◆ **GIVEN TASK**: Omit every picture, then give all the entries again exactly.

Rows from a dataset
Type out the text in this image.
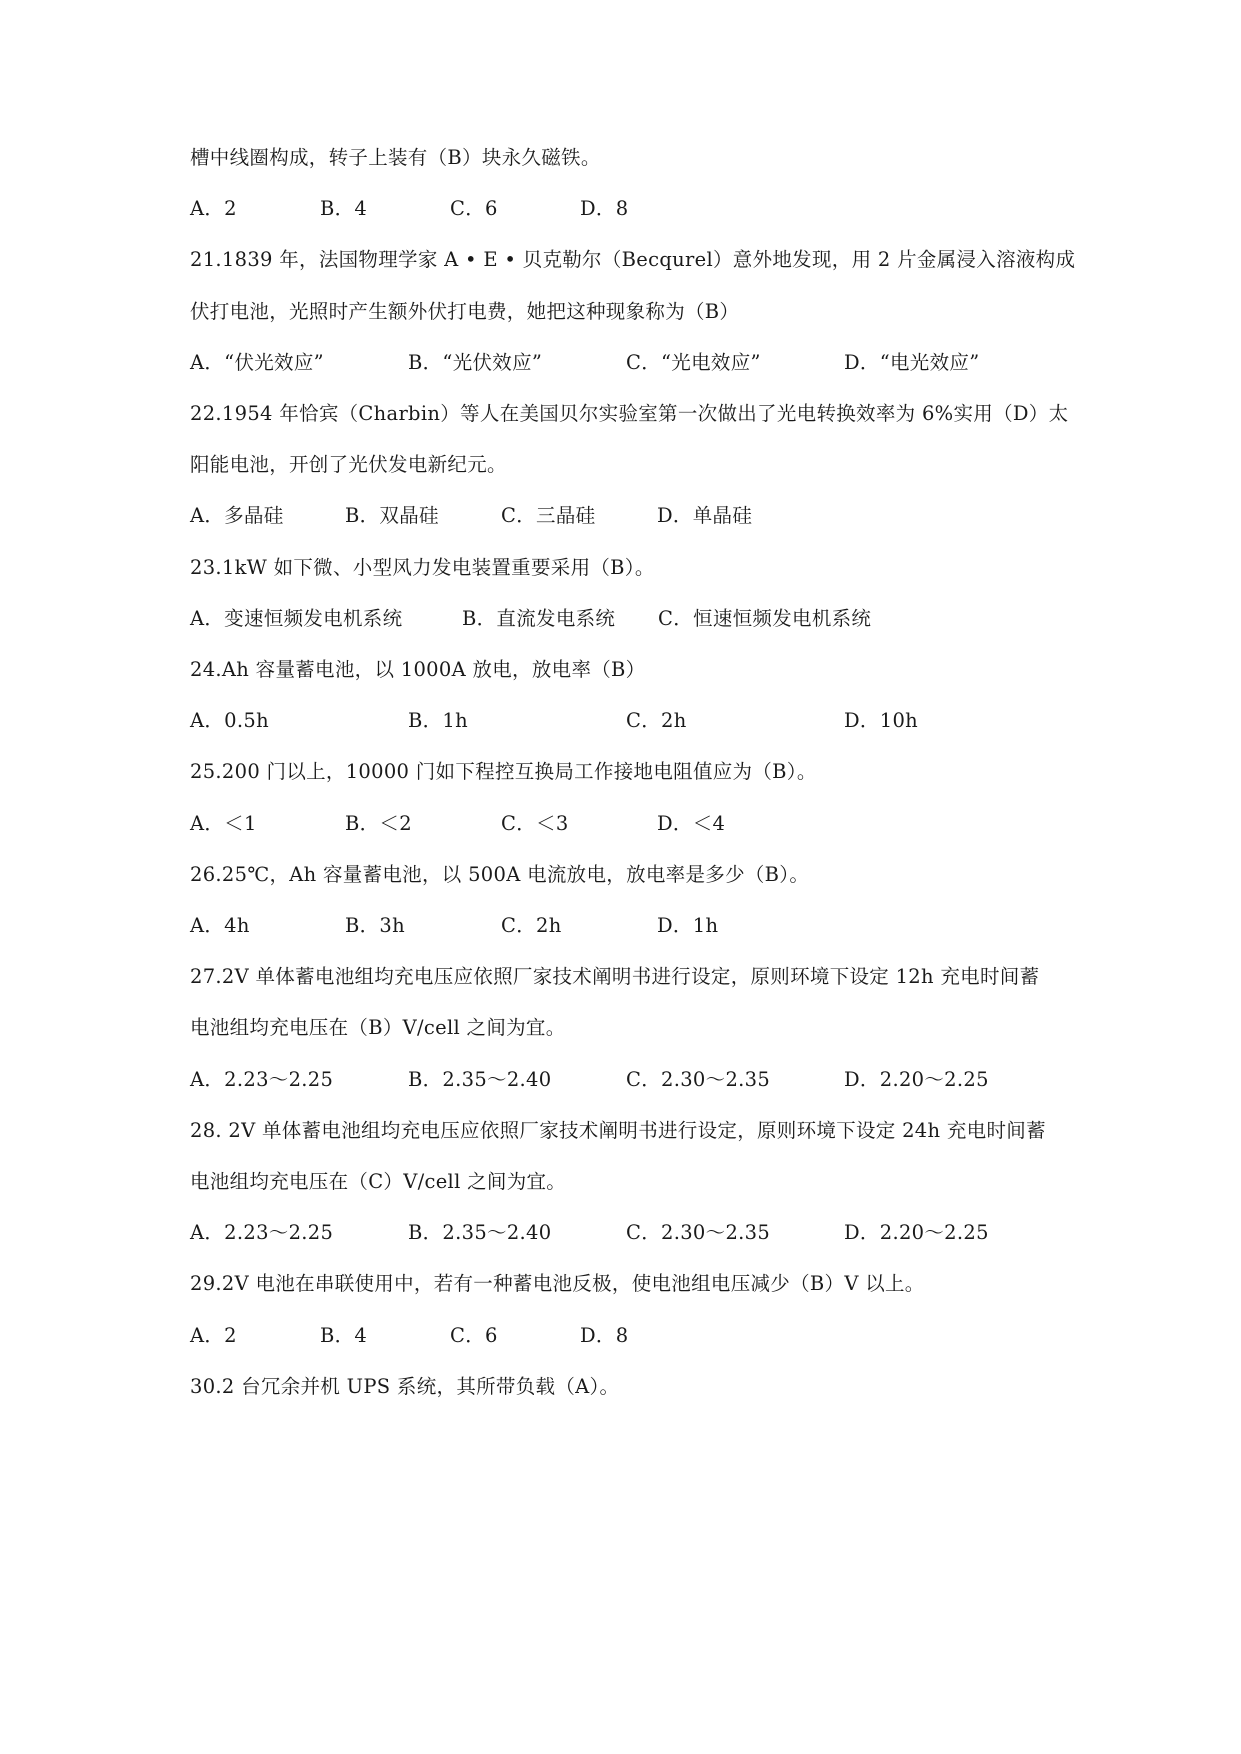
槽中线圈构成，转子上装有（B）块永久磁铁。
A．2	B．4	C．6	D．8
21.1839 年，法国物理学家 A • E • 贝克勒尔（Becqurel）意外地发现，用 2 片金属浸入溶液构成
伏打电池，光照时产生额外伏打电费，她把这种现象称为（B）
A．“伏光效应”	B．“光伏效应”	C．“光电效应”	D．“电光效应”
22.1954 年恰宾（Charbin）等人在美国贝尔实验室第一次做出了光电转换效率为 6%实用（D）太
阳能电池，开创了光伏发电新纪元。
A．多晶硅	B．双晶硅	C．三晶硅	D．单晶硅
23.1kW 如下微、小型风力发电装置重要采用（B）。
A．变速恒频发电机系统	B．直流发电系统 C．恒速恒频发电机系统
24.Ah 容量蓄电池，以 1000A 放电，放电率（B）
A．0.5h	B．1h	C．2h	D．10h
25.200 门以上，10000 门如下程控互换局工作接地电阻值应为（B）。
A．＜1	B．＜2	C．＜3	D．＜4
26.25℃，Ah 容量蓄电池，以 500A 电流放电，放电率是多少（B）。
A．4h	B．3h	C．2h	D．1h
27.2V 单体蓄电池组均充电压应依照厂家技术阐明书进行设定，原则环境下设定 12h 充电时间蓄
电池组均充电压在（B）V/cell 之间为宜。
A．2.23～2.25	B．2.35～2.40	C．2.30～2.35	D．2.20～2.25
28. 2V 单体蓄电池组均充电压应依照厂家技术阐明书进行设定，原则环境下设定 24h 充电时间蓄
电池组均充电压在（C）V/cell 之间为宜。
A．2.23～2.25	B．2.35～2.40	C．2.30～2.35	D．2.20～2.25
29.2V 电池在串联使用中，若有一种蓄电池反极，使电池组电压减少（B）V 以上。
A．2	B．4	C．6	D．8
30.2 台冗余并机 UPS 系统，其所带负载（A）。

◆ **RESULT**:
Type out the text in this image.
槽中线圈构成，转子上装有（B）块永久磁铁。
A．2	B．4	C．6	D．8
21.1839 年，法国物理学家 A • E • 贝克勒尔（Becqurel）意外地发现，用 2 片金属浸入溶液构成
伏打电池，光照时产生额外伏打电费，她把这种现象称为（B）
A．“伏光效应”	B．“光伏效应”	C．“光电效应”	D．“电光效应”
22.1954 年恰宾（Charbin）等人在美国贝尔实验室第一次做出了光电转换效率为 6%实用（D）太
阳能电池，开创了光伏发电新纪元。
A．多晶硅	B．双晶硅	C．三晶硅	D．单晶硅
23.1kW 如下微、小型风力发电装置重要采用（B）。
A．变速恒频发电机系统	B．直流发电系统 C．恒速恒频发电机系统
24.Ah 容量蓄电池，以 1000A 放电，放电率（B）
A．0.5h	B．1h	C．2h	D．10h
25.200 门以上，10000 门如下程控互换局工作接地电阻值应为（B）。
A．＜1	B．＜2	C．＜3	D．＜4
26.25℃，Ah 容量蓄电池，以 500A 电流放电，放电率是多少（B）。
A．4h	B．3h	C．2h	D．1h
27.2V 单体蓄电池组均充电压应依照厂家技术阐明书进行设定，原则环境下设定 12h 充电时间蓄
电池组均充电压在（B）V/cell 之间为宜。
A．2.23～2.25	B．2.35～2.40	C．2.30～2.35	D．2.20～2.25
28. 2V 单体蓄电池组均充电压应依照厂家技术阐明书进行设定，原则环境下设定 24h 充电时间蓄
电池组均充电压在（C）V/cell 之间为宜。
A．2.23～2.25	B．2.35～2.40	C．2.30～2.35	D．2.20～2.25
29.2V 电池在串联使用中，若有一种蓄电池反极，使电池组电压减少（B）V 以上。
A．2	B．4	C．6	D．8
30.2 台冗余并机 UPS 系统，其所带负载（A）。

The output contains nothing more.